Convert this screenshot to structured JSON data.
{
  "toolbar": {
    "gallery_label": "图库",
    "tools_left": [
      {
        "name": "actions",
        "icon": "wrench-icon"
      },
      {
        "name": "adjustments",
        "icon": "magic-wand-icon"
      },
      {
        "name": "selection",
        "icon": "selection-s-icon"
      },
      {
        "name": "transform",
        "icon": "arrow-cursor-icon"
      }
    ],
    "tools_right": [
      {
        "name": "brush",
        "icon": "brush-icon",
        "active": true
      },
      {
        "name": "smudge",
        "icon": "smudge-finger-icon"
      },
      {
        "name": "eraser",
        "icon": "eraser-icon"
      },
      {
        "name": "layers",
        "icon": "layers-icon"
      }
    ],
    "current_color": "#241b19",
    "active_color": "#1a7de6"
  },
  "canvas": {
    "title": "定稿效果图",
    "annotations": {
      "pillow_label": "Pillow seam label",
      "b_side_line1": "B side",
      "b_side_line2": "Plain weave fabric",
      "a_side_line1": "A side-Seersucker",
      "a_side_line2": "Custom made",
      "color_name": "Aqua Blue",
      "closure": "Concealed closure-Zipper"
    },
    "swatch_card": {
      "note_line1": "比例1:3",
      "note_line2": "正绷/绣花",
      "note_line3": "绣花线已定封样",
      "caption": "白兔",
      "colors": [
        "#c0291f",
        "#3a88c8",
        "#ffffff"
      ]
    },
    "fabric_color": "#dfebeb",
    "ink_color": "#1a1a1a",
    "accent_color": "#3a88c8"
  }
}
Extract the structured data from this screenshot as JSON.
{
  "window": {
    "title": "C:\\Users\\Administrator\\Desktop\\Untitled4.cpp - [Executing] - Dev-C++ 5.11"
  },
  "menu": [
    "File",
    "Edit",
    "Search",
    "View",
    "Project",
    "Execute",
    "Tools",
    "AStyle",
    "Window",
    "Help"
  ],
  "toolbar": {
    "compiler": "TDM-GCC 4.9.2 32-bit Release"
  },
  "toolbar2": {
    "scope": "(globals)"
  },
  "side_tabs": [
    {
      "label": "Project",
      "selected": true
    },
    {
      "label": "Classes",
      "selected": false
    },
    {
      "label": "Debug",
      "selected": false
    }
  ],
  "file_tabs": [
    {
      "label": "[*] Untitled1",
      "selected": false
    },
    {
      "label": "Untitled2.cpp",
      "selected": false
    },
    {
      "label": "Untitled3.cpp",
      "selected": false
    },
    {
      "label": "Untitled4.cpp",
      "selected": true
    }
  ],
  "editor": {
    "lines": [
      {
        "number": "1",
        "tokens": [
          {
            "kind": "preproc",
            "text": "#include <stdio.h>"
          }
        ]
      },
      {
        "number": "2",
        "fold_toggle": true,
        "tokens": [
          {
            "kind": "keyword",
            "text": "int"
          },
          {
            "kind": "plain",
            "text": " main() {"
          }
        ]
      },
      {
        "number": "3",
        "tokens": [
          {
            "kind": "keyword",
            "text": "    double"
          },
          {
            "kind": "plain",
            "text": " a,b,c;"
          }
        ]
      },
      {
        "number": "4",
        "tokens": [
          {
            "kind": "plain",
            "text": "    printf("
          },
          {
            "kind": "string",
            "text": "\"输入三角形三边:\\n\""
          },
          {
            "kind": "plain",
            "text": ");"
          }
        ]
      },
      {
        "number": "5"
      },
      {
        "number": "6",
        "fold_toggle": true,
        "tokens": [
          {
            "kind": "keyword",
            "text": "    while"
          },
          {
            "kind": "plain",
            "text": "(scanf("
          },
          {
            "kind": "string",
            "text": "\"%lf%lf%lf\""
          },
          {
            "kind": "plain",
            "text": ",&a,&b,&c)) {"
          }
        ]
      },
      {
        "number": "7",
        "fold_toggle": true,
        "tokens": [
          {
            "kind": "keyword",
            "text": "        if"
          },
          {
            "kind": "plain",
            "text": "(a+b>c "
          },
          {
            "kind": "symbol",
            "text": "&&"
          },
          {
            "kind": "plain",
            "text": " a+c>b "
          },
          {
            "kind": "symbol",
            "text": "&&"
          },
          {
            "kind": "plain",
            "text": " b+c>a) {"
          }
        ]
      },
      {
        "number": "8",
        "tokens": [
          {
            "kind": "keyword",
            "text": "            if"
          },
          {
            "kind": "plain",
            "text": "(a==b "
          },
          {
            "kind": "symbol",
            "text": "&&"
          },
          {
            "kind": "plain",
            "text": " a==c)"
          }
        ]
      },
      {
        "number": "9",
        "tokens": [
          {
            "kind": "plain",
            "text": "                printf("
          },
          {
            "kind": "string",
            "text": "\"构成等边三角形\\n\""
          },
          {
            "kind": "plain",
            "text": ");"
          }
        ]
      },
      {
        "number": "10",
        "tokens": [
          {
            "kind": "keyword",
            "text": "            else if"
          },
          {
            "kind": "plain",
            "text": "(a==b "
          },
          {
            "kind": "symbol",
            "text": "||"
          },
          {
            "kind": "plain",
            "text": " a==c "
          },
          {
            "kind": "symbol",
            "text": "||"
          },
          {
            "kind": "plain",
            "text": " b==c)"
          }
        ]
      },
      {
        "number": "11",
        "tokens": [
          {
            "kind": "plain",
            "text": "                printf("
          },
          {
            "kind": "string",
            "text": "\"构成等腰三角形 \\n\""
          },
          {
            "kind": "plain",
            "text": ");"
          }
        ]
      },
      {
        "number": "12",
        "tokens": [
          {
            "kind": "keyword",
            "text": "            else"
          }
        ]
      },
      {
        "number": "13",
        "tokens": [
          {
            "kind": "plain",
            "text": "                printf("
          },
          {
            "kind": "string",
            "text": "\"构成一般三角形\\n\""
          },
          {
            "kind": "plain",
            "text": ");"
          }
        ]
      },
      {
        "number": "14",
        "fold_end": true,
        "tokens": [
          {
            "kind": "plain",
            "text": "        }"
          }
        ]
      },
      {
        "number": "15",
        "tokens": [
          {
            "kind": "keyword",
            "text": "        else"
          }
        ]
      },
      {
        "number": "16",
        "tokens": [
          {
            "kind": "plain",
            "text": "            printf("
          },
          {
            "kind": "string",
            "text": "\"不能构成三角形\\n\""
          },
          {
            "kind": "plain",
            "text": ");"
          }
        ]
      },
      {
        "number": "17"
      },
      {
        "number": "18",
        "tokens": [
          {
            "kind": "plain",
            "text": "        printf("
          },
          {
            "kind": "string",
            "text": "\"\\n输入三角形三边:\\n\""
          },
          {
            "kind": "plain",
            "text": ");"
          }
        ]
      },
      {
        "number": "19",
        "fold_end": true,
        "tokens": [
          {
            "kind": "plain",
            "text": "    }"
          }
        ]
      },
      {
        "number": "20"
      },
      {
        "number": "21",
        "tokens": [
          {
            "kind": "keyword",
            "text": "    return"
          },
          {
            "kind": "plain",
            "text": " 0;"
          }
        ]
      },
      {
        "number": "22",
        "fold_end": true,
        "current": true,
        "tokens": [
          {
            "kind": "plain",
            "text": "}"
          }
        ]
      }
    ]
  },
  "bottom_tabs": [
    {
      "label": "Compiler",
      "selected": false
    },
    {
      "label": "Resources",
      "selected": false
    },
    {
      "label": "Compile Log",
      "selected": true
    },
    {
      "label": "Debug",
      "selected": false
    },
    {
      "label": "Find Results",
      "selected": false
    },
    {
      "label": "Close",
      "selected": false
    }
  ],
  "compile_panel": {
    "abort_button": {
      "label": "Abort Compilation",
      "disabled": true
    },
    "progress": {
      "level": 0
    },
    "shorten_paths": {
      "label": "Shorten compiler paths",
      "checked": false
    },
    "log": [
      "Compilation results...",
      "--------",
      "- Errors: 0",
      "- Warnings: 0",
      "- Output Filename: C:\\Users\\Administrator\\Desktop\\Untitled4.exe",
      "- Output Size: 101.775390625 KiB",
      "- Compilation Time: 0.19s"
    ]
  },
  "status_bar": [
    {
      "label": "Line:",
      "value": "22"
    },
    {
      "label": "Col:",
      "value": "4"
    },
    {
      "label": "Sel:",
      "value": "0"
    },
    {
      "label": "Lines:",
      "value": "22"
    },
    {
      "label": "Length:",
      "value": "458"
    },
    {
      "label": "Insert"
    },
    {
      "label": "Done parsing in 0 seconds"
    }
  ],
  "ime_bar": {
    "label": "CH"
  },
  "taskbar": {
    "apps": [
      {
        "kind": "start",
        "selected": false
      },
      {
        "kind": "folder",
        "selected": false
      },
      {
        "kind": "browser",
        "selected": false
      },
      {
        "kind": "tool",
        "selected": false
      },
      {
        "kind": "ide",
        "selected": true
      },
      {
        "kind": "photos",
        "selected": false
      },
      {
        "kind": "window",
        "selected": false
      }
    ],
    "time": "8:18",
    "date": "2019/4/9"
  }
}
----
Isolate each line of the listing above that includes "JSON". Copy it.

Exercise result.
Convert this screenshot to structured JSON data.
Extract the structured data from this screenshot as JSON.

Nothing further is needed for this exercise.